- Task inputs -
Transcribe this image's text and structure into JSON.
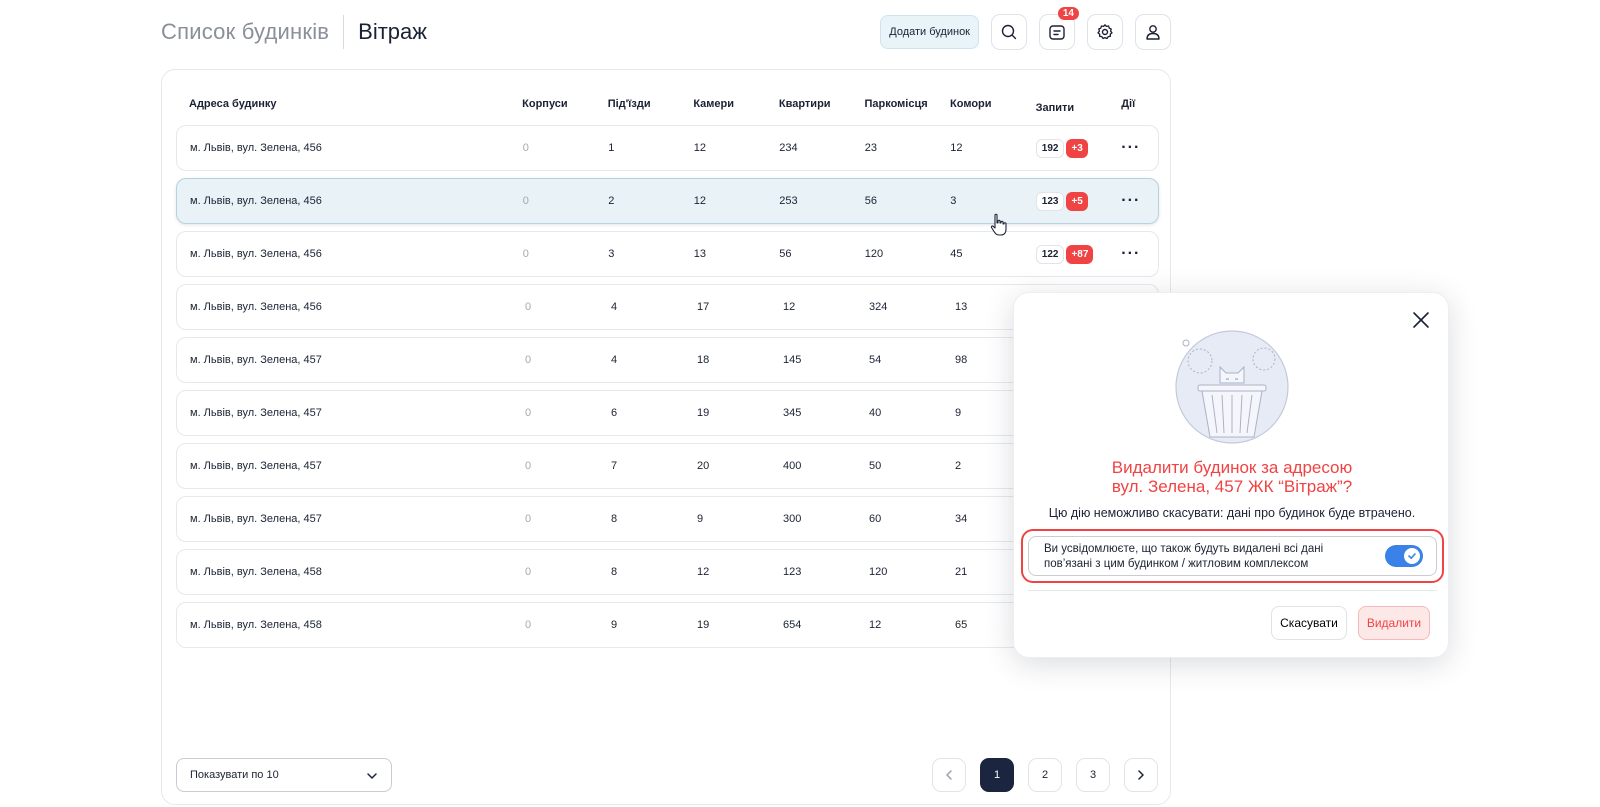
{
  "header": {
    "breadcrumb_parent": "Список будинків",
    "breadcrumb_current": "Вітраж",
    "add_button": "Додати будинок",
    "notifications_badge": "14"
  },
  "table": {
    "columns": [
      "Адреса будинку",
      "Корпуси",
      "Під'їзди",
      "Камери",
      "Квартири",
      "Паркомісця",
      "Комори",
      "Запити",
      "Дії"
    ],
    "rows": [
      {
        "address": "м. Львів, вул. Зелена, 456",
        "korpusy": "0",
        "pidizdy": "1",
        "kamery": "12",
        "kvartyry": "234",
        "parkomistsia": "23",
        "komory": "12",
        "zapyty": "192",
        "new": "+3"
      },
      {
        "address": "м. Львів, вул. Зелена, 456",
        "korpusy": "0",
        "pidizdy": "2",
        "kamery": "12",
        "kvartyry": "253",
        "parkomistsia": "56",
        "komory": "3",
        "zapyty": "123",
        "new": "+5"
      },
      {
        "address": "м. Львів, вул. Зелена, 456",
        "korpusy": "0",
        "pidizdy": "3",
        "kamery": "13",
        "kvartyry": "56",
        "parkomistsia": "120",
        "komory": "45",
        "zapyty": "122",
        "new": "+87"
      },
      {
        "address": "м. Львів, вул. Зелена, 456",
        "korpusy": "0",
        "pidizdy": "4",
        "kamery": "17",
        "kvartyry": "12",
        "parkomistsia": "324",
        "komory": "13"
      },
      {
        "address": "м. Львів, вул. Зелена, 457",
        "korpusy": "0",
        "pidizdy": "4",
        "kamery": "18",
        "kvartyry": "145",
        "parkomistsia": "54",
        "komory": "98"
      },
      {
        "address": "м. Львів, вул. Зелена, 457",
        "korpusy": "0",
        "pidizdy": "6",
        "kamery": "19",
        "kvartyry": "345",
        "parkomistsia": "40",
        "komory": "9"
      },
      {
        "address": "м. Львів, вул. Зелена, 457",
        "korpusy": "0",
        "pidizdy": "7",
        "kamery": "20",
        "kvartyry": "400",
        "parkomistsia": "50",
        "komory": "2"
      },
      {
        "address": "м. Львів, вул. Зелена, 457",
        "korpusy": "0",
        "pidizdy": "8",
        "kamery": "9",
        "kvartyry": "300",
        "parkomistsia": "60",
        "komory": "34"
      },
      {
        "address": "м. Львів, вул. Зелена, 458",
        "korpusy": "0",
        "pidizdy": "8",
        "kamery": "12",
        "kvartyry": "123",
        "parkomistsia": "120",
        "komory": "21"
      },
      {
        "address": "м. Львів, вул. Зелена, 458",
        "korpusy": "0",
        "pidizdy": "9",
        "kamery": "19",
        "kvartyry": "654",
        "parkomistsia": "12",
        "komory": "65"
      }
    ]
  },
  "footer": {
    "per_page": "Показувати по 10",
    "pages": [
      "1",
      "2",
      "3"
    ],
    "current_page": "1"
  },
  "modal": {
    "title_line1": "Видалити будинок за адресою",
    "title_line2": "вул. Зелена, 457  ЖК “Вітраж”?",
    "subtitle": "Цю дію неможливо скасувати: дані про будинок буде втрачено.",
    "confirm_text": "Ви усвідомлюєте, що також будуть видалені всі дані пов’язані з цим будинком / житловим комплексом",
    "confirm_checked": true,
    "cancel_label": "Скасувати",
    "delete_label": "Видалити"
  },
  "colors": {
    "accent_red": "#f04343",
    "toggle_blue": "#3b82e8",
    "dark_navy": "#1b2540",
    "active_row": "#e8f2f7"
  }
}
==
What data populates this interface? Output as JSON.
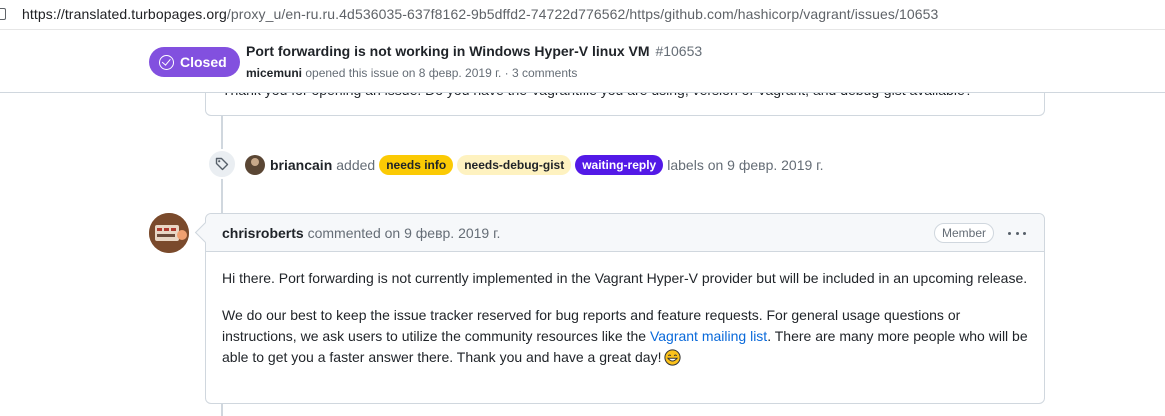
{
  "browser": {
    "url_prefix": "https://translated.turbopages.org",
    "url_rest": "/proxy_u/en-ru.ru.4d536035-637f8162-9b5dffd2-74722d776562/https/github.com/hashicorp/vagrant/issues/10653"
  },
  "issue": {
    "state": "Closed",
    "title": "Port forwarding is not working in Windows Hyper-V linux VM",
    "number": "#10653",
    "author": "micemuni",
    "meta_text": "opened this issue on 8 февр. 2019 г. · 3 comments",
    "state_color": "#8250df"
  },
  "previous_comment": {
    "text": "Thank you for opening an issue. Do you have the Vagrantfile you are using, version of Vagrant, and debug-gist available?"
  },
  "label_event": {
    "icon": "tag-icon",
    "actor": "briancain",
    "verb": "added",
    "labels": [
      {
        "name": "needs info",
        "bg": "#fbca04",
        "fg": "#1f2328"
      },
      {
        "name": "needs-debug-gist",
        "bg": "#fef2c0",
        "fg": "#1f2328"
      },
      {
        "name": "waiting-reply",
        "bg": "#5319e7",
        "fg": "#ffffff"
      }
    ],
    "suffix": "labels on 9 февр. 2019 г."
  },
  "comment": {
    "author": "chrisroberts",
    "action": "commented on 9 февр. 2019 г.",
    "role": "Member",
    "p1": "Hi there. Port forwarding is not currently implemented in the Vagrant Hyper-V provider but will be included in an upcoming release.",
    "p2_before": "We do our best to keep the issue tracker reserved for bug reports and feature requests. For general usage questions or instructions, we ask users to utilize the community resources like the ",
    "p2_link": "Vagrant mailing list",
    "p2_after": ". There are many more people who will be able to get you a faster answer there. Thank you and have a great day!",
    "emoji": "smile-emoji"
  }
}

- Exercise objective -
Gather each line from the entries above that includes the word "this".

- Solved problem -
Transcribe this image's text and structure into JSON.
What data populates this interface? Output as JSON.
    "meta_text": "opened this issue on 8 февр. 2019 г. · 3 comments",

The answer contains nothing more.